* AIM
Retype all the records with nothing changed.
* Start DATA SHOWN *
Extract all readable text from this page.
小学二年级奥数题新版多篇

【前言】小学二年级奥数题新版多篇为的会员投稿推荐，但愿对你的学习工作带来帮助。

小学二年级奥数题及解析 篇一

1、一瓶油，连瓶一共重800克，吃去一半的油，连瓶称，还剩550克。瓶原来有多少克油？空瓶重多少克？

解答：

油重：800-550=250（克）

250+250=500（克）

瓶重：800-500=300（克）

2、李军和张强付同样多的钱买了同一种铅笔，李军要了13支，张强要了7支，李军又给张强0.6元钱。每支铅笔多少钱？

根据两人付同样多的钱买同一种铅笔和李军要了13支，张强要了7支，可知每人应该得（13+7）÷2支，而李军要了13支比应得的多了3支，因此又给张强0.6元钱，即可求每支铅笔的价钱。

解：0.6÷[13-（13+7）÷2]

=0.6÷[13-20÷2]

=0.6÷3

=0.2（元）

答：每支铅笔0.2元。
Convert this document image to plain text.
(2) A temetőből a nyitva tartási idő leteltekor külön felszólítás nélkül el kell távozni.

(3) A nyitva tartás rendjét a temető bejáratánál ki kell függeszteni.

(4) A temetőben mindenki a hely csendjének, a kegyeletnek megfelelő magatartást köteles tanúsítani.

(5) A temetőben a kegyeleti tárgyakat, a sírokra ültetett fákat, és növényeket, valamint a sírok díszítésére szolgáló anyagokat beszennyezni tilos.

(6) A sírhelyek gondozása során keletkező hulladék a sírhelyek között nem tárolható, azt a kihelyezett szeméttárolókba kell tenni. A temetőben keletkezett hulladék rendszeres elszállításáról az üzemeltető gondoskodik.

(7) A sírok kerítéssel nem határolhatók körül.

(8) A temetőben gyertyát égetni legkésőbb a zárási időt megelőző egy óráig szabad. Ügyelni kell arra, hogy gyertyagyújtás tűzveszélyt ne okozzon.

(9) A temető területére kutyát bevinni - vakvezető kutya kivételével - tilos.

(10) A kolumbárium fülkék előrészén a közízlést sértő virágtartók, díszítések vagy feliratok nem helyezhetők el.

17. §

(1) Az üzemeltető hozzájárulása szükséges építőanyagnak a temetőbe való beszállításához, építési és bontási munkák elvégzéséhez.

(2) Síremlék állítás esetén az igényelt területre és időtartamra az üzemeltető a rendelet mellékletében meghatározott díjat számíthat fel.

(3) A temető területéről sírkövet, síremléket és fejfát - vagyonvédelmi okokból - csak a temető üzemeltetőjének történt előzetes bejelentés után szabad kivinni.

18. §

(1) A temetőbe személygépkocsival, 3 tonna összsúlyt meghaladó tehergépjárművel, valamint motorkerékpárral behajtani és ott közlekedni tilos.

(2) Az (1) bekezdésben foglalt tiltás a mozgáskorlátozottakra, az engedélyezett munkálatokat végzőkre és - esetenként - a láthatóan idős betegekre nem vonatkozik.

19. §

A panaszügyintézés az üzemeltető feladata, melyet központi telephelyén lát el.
* End DATA SHOWN *
* COMPLETE OUTPUT
Extract all readable text from this page.
小学二年级奥数题新版多篇

【前言】小学二年级奥数题新版多篇为的会员投稿推荐，但愿对你的学习工作带来帮助。

小学二年级奥数题及解析 篇一

1、一瓶油，连瓶一共重800克，吃去一半的油，连瓶称，还剩550克。瓶原来有多少克油？空瓶重多少克？

解答：

油重：800-550=250（克）

250+250=500（克）

瓶重：800-500=300（克）

2、李军和张强付同样多的钱买了同一种铅笔，李军要了13支，张强要了7支，李军又给张强0.6元钱。每支铅笔多少钱？

根据两人付同样多的钱买同一种铅笔和李军要了13支，张强要了7支，可知每人应该得（13+7）÷2支，而李军要了13支比应得的多了3支，因此又给张强0.6元钱，即可求每支铅笔的价钱。

解：0.6÷[13-（13+7）÷2]

=0.6÷[13-20÷2]

=0.6÷3

=0.2（元）

答：每支铅笔0.2元。
Convert this document image to plain text.
(2) A temetőből a nyitva tartási idő leteltekor külön felszólítás nélkül el kell távozni.

(3) A nyitva tartás rendjét a temető bejáratánál ki kell függeszteni.

(4) A temetőben mindenki a hely csendjének, a kegyeletnek megfelelő magatartást köteles tanúsítani.

(5) A temetőben a kegyeleti tárgyakat, a sírokra ültetett fákat, és növényeket, valamint a sírok díszítésére szolgáló anyagokat beszennyezni tilos.

(6) A sírhelyek gondozása során keletkező hulladék a sírhelyek között nem tárolható, azt a kihelyezett szeméttárolókba kell tenni. A temetőben keletkezett hulladék rendszeres elszállításáról az üzemeltető gondoskodik.

(7) A sírok kerítéssel nem határolhatók körül.

(8) A temetőben gyertyát égetni legkésőbb a zárási időt megelőző egy óráig szabad. Ügyelni kell arra, hogy gyertyagyújtás tűzveszélyt ne okozzon.

(9) A temető területére kutyát bevinni - vakvezető kutya kivételével - tilos.

(10) A kolumbárium fülkék előrészén a közízlést sértő virágtartók, díszítések vagy feliratok nem helyezhetők el.

17. §

(1) Az üzemeltető hozzájárulása szükséges építőanyagnak a temetőbe való beszállításához, építési és bontási munkák elvégzéséhez.

(2) Síremlék állítás esetén az igényelt területre és időtartamra az üzemeltető a rendelet mellékletében meghatározott díjat számíthat fel.

(3) A temető területéről sírkövet, síremléket és fejfát - vagyonvédelmi okokból - csak a temető üzemeltetőjének történt előzetes bejelentés után szabad kivinni.

18. §

(1) A temetőbe személygépkocsival, 3 tonna összsúlyt meghaladó tehergépjárművel, valamint motorkerékpárral behajtani és ott közlekedni tilos.

(2) Az (1) bekezdésben foglalt tiltás a mozgáskorlátozottakra, az engedélyezett munkálatokat végzőkre és - esetenként - a láthatóan idős betegekre nem vonatkozik.

19. §

A panaszügyintézés az üzemeltető feladata, melyet központi telephelyén lát el.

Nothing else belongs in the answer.